* **Given task**: Reproduce the lines of the listing from the start through the line containing "lock-icon: [542, 529, 568, 559]", including that line.

### Records supplied

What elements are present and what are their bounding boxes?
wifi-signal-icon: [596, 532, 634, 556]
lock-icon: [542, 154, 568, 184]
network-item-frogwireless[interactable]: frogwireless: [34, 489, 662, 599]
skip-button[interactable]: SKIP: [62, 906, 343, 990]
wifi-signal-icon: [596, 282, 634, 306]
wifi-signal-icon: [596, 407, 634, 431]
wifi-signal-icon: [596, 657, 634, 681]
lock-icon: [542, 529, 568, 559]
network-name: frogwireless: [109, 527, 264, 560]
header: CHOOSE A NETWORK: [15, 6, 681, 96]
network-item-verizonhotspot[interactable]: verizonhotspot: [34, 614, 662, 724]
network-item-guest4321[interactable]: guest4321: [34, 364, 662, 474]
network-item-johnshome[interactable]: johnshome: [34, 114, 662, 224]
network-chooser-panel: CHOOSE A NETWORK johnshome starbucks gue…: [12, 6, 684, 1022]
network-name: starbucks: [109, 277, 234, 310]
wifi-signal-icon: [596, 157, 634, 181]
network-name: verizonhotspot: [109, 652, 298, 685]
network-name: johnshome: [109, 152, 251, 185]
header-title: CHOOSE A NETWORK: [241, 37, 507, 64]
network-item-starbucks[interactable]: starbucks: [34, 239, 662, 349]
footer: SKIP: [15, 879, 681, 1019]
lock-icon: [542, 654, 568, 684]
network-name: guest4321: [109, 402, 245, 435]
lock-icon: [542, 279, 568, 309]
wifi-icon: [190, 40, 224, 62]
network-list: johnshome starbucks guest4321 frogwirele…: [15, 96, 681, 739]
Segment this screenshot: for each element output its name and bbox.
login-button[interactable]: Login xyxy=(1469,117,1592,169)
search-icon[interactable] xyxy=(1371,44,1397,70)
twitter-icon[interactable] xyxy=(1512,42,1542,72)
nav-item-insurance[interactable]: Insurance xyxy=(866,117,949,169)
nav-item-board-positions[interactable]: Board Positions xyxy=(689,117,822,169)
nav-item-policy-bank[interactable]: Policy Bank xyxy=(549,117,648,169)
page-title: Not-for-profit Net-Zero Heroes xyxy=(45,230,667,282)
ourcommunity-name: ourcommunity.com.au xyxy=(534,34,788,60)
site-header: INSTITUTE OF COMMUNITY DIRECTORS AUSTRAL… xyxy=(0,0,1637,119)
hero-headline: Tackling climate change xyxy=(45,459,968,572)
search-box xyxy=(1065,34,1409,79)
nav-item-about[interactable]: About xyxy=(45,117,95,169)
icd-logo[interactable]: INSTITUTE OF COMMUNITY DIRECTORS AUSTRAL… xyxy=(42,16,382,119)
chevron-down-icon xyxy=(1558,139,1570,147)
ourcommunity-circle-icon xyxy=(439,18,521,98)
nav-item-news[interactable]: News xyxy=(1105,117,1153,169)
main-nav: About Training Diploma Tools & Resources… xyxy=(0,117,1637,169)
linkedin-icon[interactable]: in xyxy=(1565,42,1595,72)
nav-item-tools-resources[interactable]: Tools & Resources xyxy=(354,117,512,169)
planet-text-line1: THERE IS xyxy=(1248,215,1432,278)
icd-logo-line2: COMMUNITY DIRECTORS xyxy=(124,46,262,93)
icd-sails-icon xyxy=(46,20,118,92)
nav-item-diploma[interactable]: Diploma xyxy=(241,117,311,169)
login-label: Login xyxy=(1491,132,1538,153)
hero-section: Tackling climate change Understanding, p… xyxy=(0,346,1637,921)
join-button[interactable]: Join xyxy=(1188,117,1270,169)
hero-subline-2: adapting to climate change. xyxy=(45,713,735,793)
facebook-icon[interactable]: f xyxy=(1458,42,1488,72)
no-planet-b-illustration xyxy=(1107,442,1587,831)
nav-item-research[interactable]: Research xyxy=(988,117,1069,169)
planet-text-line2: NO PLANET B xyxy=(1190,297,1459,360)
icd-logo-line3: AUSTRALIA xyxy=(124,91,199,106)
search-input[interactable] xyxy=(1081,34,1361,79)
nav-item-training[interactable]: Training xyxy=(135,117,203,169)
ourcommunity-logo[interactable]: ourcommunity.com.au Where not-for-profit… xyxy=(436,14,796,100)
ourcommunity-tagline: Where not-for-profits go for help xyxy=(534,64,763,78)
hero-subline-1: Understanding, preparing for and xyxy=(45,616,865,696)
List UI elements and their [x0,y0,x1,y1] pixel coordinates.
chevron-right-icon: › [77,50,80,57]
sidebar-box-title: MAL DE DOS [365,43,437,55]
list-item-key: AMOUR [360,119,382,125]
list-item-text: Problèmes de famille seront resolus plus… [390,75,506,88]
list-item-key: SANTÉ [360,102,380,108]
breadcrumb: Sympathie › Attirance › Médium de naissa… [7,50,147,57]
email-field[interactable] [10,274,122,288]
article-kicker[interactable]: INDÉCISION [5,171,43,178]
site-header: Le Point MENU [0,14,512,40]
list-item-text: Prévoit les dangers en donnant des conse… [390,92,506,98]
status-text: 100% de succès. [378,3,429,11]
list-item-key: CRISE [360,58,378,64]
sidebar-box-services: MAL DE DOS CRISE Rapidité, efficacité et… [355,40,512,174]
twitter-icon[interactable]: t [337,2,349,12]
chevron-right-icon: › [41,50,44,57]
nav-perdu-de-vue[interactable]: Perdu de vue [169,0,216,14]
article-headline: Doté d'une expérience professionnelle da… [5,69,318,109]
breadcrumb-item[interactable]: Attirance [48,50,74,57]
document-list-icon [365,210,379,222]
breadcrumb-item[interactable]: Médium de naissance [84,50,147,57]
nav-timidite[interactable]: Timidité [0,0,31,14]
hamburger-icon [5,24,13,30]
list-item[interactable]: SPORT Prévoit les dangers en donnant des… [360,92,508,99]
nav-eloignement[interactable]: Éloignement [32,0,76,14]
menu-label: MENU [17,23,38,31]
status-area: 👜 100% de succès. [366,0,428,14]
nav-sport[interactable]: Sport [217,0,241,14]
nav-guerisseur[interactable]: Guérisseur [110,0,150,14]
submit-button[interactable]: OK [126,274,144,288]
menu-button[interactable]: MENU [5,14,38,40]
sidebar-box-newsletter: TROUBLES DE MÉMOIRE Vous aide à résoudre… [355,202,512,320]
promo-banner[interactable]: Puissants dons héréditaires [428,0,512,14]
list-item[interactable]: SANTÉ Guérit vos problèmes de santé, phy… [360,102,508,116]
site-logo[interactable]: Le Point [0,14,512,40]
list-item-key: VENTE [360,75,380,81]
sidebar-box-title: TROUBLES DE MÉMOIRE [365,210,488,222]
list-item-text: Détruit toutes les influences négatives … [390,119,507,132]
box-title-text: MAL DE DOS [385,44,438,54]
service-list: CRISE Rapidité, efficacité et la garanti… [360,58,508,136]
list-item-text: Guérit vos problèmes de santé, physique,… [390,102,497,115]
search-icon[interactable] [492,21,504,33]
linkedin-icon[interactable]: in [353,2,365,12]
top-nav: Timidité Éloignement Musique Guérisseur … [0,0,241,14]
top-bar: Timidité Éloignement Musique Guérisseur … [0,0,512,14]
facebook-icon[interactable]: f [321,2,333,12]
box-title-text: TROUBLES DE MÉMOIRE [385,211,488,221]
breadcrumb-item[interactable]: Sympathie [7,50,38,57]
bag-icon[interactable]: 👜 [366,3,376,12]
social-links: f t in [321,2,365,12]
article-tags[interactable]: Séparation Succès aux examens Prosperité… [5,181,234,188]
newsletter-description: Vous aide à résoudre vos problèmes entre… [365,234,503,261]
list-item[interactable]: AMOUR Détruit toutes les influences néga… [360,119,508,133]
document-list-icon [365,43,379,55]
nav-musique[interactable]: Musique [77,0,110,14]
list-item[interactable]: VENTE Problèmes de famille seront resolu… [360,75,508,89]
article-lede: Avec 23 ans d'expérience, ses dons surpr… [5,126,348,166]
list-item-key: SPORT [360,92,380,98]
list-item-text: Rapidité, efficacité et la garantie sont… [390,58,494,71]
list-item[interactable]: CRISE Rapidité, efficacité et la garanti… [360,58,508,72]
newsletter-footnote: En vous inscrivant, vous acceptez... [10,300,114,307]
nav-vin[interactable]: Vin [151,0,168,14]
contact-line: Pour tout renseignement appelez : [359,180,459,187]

######

* **Response for this exercise**:
What elements are present and what are their bounding boxes?
wifi-signal-icon: [596, 532, 634, 556]
lock-icon: [542, 154, 568, 184]
network-item-frogwireless[interactable]: frogwireless: [34, 489, 662, 599]
skip-button[interactable]: SKIP: [62, 906, 343, 990]
wifi-signal-icon: [596, 282, 634, 306]
wifi-signal-icon: [596, 407, 634, 431]
wifi-signal-icon: [596, 657, 634, 681]
lock-icon: [542, 529, 568, 559]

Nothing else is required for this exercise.